> _Short problem_
Please write out the lines below again, substituting "Dusk" for each "Sunset" and leaving everything else unchanged.

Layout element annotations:
+++

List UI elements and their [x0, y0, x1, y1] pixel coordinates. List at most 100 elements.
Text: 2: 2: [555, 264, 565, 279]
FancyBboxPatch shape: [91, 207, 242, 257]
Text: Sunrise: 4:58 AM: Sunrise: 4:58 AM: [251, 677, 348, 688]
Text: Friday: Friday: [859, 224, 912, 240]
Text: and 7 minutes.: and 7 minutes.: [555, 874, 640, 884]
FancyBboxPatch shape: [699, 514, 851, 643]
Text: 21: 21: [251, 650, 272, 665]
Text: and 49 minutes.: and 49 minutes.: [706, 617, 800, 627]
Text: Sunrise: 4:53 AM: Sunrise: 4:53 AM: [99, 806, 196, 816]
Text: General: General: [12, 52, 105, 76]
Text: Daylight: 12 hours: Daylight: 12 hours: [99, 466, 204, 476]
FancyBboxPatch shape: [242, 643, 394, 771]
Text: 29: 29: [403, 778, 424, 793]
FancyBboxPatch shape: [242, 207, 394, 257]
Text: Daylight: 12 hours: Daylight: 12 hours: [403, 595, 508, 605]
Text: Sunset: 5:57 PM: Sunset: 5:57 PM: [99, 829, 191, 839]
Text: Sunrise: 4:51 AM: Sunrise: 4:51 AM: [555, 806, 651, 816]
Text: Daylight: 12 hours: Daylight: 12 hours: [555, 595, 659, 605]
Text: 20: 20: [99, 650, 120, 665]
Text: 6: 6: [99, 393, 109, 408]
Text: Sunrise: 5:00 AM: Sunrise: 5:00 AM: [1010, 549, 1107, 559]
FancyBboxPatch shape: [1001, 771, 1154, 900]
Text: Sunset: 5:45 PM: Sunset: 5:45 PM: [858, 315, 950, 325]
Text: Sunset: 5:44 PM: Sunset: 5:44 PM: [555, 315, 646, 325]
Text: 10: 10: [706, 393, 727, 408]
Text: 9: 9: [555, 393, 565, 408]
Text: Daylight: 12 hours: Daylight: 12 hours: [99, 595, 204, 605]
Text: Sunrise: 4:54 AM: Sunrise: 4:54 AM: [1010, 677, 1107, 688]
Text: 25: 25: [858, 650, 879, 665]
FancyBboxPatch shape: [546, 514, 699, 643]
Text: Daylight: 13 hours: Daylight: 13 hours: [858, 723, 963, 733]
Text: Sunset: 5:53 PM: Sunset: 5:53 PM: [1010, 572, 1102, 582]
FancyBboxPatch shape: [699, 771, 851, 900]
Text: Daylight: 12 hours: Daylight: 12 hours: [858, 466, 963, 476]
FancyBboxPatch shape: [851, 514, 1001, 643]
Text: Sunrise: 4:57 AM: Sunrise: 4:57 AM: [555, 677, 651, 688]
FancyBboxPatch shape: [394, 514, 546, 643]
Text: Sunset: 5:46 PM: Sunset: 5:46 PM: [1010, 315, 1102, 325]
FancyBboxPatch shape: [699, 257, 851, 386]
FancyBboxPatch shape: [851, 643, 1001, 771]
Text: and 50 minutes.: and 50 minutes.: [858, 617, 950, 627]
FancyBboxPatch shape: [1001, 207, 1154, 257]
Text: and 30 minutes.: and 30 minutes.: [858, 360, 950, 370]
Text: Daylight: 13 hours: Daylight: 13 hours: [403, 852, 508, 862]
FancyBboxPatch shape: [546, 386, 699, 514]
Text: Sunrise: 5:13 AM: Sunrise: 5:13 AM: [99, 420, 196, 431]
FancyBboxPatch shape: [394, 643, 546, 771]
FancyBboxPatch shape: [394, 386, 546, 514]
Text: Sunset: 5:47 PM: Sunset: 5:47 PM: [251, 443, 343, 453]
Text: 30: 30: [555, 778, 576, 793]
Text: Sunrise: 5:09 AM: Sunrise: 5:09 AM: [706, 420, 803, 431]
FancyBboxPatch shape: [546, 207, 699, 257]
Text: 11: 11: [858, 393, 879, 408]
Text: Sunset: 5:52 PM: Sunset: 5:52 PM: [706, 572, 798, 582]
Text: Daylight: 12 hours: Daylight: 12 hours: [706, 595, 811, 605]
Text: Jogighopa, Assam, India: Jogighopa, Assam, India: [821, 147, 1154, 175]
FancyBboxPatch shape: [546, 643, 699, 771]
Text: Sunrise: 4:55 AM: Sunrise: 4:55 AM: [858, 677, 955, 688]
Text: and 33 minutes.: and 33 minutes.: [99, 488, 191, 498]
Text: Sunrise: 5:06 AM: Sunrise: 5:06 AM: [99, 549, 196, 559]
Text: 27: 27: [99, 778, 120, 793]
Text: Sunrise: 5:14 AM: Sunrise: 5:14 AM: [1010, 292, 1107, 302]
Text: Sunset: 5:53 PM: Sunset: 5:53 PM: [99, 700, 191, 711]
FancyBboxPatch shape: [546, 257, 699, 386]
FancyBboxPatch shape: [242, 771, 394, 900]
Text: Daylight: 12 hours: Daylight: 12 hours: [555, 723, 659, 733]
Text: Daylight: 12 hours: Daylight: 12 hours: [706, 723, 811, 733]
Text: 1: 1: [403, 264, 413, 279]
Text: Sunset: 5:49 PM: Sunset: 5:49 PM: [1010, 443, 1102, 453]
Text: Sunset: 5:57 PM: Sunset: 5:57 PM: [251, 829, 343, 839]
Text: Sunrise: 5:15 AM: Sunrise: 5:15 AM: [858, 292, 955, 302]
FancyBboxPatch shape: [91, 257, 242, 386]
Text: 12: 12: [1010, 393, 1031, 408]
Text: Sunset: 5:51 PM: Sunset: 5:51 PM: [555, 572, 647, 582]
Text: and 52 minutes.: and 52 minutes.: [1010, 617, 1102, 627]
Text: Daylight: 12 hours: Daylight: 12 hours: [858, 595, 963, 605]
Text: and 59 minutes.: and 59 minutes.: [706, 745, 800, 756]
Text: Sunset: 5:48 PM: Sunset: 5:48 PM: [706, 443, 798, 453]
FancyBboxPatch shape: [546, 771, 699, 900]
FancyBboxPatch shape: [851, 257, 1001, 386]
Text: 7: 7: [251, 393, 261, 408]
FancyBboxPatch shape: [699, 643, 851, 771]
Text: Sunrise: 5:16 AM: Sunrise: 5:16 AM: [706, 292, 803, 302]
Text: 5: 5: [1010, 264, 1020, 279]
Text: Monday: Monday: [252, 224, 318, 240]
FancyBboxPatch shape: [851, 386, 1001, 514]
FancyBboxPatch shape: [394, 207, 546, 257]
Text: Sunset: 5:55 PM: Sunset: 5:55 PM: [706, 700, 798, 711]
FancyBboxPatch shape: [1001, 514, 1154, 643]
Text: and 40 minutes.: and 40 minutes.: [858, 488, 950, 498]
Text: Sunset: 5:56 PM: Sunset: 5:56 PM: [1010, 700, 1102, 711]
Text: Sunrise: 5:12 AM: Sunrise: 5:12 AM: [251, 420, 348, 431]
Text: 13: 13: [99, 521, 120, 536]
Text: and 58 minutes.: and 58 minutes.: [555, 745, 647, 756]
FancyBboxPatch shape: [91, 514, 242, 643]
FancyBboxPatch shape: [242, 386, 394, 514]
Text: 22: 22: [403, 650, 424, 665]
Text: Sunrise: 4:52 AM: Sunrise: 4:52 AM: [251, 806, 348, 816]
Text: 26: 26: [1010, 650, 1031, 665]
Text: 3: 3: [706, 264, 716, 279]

+++

> _Completed exercise_
List UI elements and their [x0, y0, x1, y1] pixel coordinates. List at most 100 elements.
Text: 2: 2: [555, 264, 565, 279]
FancyBboxPatch shape: [91, 207, 242, 257]
Text: Sunrise: 4:58 AM: Sunrise: 4:58 AM: [251, 677, 348, 688]
Text: Friday: Friday: [859, 224, 912, 240]
Text: and 7 minutes.: and 7 minutes.: [555, 874, 640, 884]
FancyBboxPatch shape: [699, 514, 851, 643]
Text: 21: 21: [251, 650, 272, 665]
Text: and 49 minutes.: and 49 minutes.: [706, 617, 800, 627]
Text: Sunrise: 4:53 AM: Sunrise: 4:53 AM: [99, 806, 196, 816]
Text: General: General: [12, 52, 105, 76]
Text: Daylight: 12 hours: Daylight: 12 hours: [99, 466, 204, 476]
FancyBboxPatch shape: [242, 643, 394, 771]
Text: 29: 29: [403, 778, 424, 793]
FancyBboxPatch shape: [242, 207, 394, 257]
Text: Daylight: 12 hours: Daylight: 12 hours: [403, 595, 508, 605]
Text: Dusk: 5:57 PM: Dusk: 5:57 PM: [99, 829, 191, 839]
Text: Sunrise: 4:51 AM: Sunrise: 4:51 AM: [555, 806, 651, 816]
Text: Daylight: 12 hours: Daylight: 12 hours: [555, 595, 659, 605]
Text: 20: 20: [99, 650, 120, 665]
Text: 6: 6: [99, 393, 109, 408]
Text: Sunrise: 5:00 AM: Sunrise: 5:00 AM: [1010, 549, 1107, 559]
FancyBboxPatch shape: [1001, 771, 1154, 900]
Text: Dusk: 5:45 PM: Dusk: 5:45 PM: [858, 315, 950, 325]
Text: Dusk: 5:44 PM: Dusk: 5:44 PM: [555, 315, 646, 325]
Text: 10: 10: [706, 393, 727, 408]
Text: 9: 9: [555, 393, 565, 408]
Text: Daylight: 12 hours: Daylight: 12 hours: [99, 595, 204, 605]
Text: Sunrise: 4:54 AM: Sunrise: 4:54 AM: [1010, 677, 1107, 688]
Text: 25: 25: [858, 650, 879, 665]
FancyBboxPatch shape: [546, 514, 699, 643]
Text: Daylight: 13 hours: Daylight: 13 hours: [858, 723, 963, 733]
Text: Dusk: 5:53 PM: Dusk: 5:53 PM: [1010, 572, 1102, 582]
FancyBboxPatch shape: [699, 771, 851, 900]
Text: Daylight: 12 hours: Daylight: 12 hours: [858, 466, 963, 476]
FancyBboxPatch shape: [851, 514, 1001, 643]
Text: Sunrise: 4:57 AM: Sunrise: 4:57 AM: [555, 677, 651, 688]
FancyBboxPatch shape: [394, 514, 546, 643]
Text: Dusk: 5:46 PM: Dusk: 5:46 PM: [1010, 315, 1102, 325]
FancyBboxPatch shape: [699, 257, 851, 386]
FancyBboxPatch shape: [851, 643, 1001, 771]
Text: and 50 minutes.: and 50 minutes.: [858, 617, 950, 627]
FancyBboxPatch shape: [1001, 207, 1154, 257]
Text: and 30 minutes.: and 30 minutes.: [858, 360, 950, 370]
Text: Daylight: 13 hours: Daylight: 13 hours: [403, 852, 508, 862]
FancyBboxPatch shape: [546, 386, 699, 514]
Text: Sunrise: 5:13 AM: Sunrise: 5:13 AM: [99, 420, 196, 431]
FancyBboxPatch shape: [394, 643, 546, 771]
FancyBboxPatch shape: [394, 386, 546, 514]
Text: Dusk: 5:47 PM: Dusk: 5:47 PM: [251, 443, 343, 453]
Text: 30: 30: [555, 778, 576, 793]
Text: Sunrise: 5:09 AM: Sunrise: 5:09 AM: [706, 420, 803, 431]
FancyBboxPatch shape: [546, 207, 699, 257]
Text: 11: 11: [858, 393, 879, 408]
Text: Dusk: 5:52 PM: Dusk: 5:52 PM: [706, 572, 798, 582]
Text: Daylight: 12 hours: Daylight: 12 hours: [706, 595, 811, 605]
Text: Jogighopa, Assam, India: Jogighopa, Assam, India: [821, 147, 1154, 175]
FancyBboxPatch shape: [546, 643, 699, 771]
Text: Sunrise: 4:55 AM: Sunrise: 4:55 AM: [858, 677, 955, 688]
Text: and 33 minutes.: and 33 minutes.: [99, 488, 191, 498]
Text: Sunrise: 5:06 AM: Sunrise: 5:06 AM: [99, 549, 196, 559]
Text: 27: 27: [99, 778, 120, 793]
Text: Sunrise: 5:14 AM: Sunrise: 5:14 AM: [1010, 292, 1107, 302]
Text: Dusk: 5:53 PM: Dusk: 5:53 PM: [99, 700, 191, 711]
FancyBboxPatch shape: [546, 257, 699, 386]
FancyBboxPatch shape: [242, 771, 394, 900]
Text: Daylight: 12 hours: Daylight: 12 hours: [555, 723, 659, 733]
Text: Daylight: 12 hours: Daylight: 12 hours: [706, 723, 811, 733]
Text: 1: 1: [403, 264, 413, 279]
Text: Dusk: 5:49 PM: Dusk: 5:49 PM: [1010, 443, 1102, 453]
Text: Dusk: 5:57 PM: Dusk: 5:57 PM: [251, 829, 343, 839]
Text: Sunrise: 5:15 AM: Sunrise: 5:15 AM: [858, 292, 955, 302]
FancyBboxPatch shape: [91, 257, 242, 386]
Text: 12: 12: [1010, 393, 1031, 408]
Text: Dusk: 5:51 PM: Dusk: 5:51 PM: [555, 572, 647, 582]
Text: and 52 minutes.: and 52 minutes.: [1010, 617, 1102, 627]
Text: Daylight: 12 hours: Daylight: 12 hours: [858, 595, 963, 605]
Text: and 59 minutes.: and 59 minutes.: [706, 745, 800, 756]
Text: Dusk: 5:48 PM: Dusk: 5:48 PM: [706, 443, 798, 453]
FancyBboxPatch shape: [546, 771, 699, 900]
FancyBboxPatch shape: [851, 257, 1001, 386]
Text: 7: 7: [251, 393, 261, 408]
FancyBboxPatch shape: [699, 643, 851, 771]
Text: Sunrise: 5:16 AM: Sunrise: 5:16 AM: [706, 292, 803, 302]
Text: 5: 5: [1010, 264, 1020, 279]
Text: Monday: Monday: [252, 224, 318, 240]
FancyBboxPatch shape: [851, 386, 1001, 514]
FancyBboxPatch shape: [394, 207, 546, 257]
Text: Dusk: 5:55 PM: Dusk: 5:55 PM: [706, 700, 798, 711]
FancyBboxPatch shape: [1001, 514, 1154, 643]
Text: and 40 minutes.: and 40 minutes.: [858, 488, 950, 498]
Text: Dusk: 5:56 PM: Dusk: 5:56 PM: [1010, 700, 1102, 711]
Text: Sunrise: 5:12 AM: Sunrise: 5:12 AM: [251, 420, 348, 431]
Text: 13: 13: [99, 521, 120, 536]
Text: and 58 minutes.: and 58 minutes.: [555, 745, 647, 756]
FancyBboxPatch shape: [91, 514, 242, 643]
FancyBboxPatch shape: [242, 386, 394, 514]
Text: 22: 22: [403, 650, 424, 665]
Text: Sunrise: 4:52 AM: Sunrise: 4:52 AM: [251, 806, 348, 816]
Text: 26: 26: [1010, 650, 1031, 665]
Text: 3: 3: [706, 264, 716, 279]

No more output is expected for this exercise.